Ingredient: Figs
Category: Fruit
Season: Autumn -- European Crop
The Common fig (Ficus carica) is a large, deciduous, shrub or small tree native to southwest Asia and the eastern Mediterranean region (Greece east to Afghanistan).
The fruit is 3–5 cm long, with a green skin sometimes ripening towards purple.
The Common Fig is widely grown for its edible fruit throughout its natural range Iran and also in the rest of the Mediterranean region and other areas of the world with a similar climate, including Australia, Chile, South Africa, and California, Oregon, Texas, and Washington in the United States.
Thousands of cultivars, most unnamed, have been developed or come into existence as human migration brought the fig to many places outside its natural range. It has been an important food crop for thousands of years, and was also thought to be highly beneficial in the diet.
The edible fig is one of the first plants that were cultivated by humans.
Nine subfossil figs of a parthenocarpic type dating to about 9400–9200 BC were found in the early Neolithic village Gilgal I (in the Jordan Valley, 13 km north of Jericho).

Information supplied:
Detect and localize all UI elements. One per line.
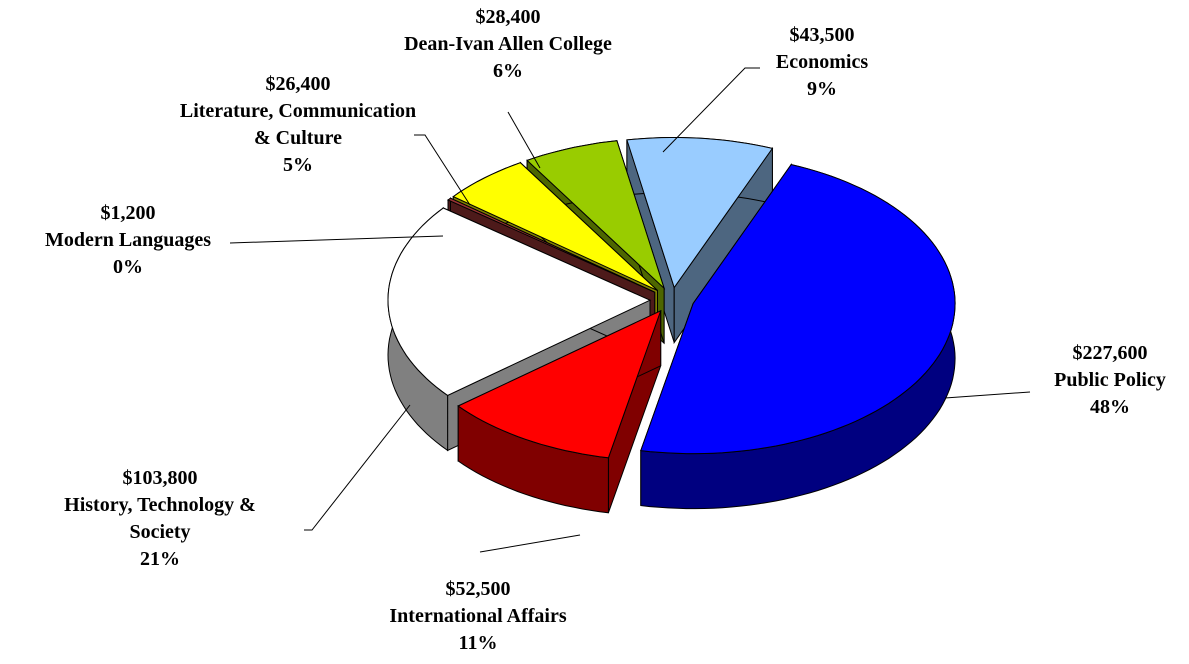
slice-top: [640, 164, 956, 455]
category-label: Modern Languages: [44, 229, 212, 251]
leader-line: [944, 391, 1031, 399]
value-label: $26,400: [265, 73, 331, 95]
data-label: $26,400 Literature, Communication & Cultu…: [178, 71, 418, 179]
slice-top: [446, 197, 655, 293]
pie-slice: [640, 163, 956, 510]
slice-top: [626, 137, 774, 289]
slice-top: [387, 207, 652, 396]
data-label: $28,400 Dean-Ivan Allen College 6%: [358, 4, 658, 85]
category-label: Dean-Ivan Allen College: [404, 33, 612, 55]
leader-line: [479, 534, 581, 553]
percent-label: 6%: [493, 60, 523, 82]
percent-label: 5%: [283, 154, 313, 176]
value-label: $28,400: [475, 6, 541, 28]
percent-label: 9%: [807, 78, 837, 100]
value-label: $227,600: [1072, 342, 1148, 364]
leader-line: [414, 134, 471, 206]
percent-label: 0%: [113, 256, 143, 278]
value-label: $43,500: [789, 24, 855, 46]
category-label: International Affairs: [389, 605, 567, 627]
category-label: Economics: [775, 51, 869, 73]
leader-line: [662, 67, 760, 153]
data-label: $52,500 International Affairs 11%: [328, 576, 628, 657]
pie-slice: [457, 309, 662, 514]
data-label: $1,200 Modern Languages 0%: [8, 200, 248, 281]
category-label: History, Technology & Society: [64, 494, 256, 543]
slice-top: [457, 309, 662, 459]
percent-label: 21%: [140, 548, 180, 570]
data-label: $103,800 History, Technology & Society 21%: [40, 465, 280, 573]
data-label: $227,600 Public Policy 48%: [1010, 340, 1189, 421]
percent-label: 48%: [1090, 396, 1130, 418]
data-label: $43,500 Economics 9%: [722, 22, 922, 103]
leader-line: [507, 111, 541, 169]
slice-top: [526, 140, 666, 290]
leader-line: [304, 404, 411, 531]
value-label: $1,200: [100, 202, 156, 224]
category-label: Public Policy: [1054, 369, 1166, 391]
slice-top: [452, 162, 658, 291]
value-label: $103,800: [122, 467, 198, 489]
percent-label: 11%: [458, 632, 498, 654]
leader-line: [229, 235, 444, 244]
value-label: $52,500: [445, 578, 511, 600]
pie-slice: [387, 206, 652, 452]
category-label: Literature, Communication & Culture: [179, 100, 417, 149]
==
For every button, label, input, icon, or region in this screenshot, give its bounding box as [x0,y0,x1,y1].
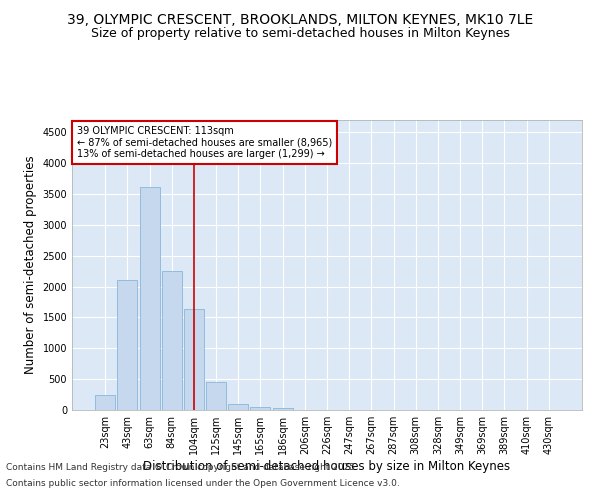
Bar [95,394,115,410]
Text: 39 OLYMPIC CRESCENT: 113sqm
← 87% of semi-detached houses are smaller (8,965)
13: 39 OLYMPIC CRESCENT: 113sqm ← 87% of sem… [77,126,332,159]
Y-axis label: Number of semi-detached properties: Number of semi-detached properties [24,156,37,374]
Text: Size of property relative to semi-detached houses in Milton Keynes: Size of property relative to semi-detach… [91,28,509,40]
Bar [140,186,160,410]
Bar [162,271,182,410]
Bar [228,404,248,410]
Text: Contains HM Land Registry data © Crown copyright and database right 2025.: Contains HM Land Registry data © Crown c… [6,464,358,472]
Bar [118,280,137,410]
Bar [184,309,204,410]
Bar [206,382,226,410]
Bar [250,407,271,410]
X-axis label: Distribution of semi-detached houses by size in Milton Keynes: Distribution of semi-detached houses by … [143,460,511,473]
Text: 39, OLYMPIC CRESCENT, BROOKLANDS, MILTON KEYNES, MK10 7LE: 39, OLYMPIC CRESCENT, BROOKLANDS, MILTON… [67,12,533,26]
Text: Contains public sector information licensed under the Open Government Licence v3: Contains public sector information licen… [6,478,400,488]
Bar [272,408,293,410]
---
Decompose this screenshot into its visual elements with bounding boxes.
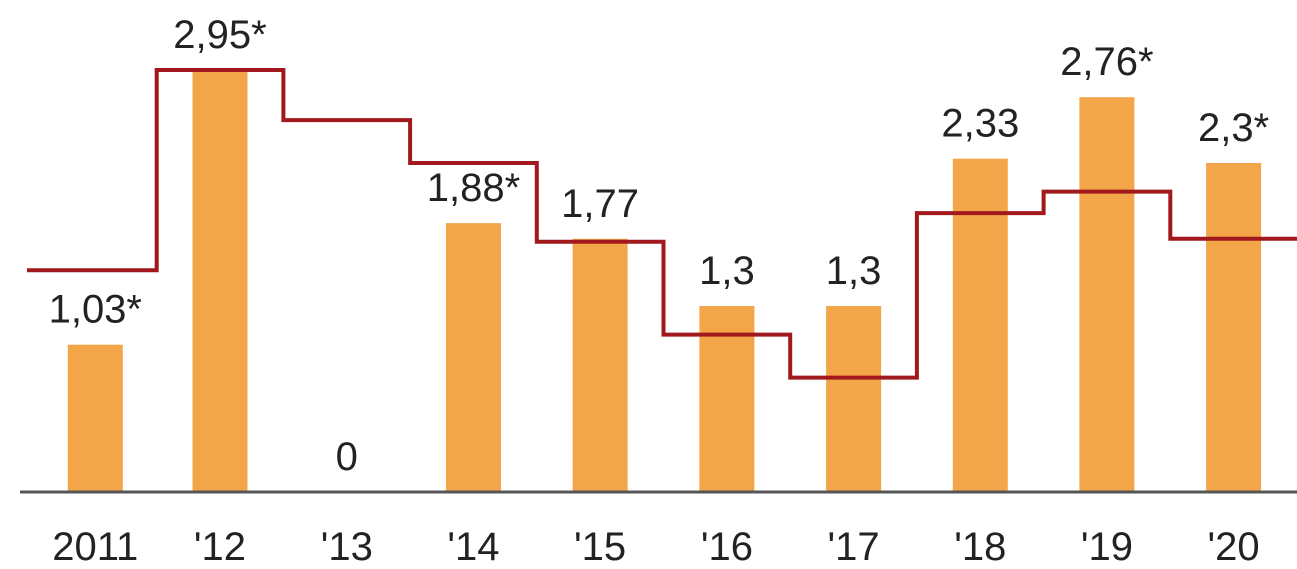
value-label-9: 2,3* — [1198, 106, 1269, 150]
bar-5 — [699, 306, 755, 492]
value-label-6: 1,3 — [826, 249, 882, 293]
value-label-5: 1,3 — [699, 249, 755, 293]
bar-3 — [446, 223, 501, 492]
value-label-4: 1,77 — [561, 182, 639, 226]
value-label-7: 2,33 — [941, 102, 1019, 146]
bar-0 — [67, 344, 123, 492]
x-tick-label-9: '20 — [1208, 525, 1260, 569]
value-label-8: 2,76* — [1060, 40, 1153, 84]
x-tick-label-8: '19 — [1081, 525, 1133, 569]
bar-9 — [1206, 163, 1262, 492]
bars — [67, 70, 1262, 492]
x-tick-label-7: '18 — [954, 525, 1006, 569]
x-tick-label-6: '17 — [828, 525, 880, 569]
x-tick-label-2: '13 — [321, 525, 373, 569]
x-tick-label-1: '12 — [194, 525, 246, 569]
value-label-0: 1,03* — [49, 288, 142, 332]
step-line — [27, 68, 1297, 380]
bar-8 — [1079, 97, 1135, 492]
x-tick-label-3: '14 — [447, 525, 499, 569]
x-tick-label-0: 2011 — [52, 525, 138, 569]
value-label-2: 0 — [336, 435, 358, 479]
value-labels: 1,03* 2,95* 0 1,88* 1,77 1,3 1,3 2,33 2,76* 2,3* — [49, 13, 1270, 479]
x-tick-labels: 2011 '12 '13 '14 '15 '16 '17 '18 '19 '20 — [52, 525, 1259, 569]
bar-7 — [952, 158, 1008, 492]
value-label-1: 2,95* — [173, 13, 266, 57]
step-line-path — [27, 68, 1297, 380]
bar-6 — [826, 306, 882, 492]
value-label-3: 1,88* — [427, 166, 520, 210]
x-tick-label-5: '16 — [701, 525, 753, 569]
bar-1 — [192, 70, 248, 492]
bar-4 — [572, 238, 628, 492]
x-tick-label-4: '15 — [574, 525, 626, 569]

To-do list:
1/ Using the fig entry, decide whether each statement agrees with it. Answer yes or no for each and quote the words that settle it.
(a) The fig fruit is 3–5 cm long.
(b) Figs are listed as a spring crop.
(c) The subfossil figs were found 13 km south of Jericho.
2/ Answer these from the fig entry, one line each:
(a) Under what category are figs listed?
(b) Toward what color does the green skin sometimes ripen?
(c) How many subfossil figs were found at Gilgal I?

Worked answers:
1/
(a) Yes: "The fruit is 3–5 cm long"
(b) No: "Season: Autumn -- European Crop"
(c) No: "13 km north of Jericho"

2/
(a) Fruit
(b) Purple
(c) Nine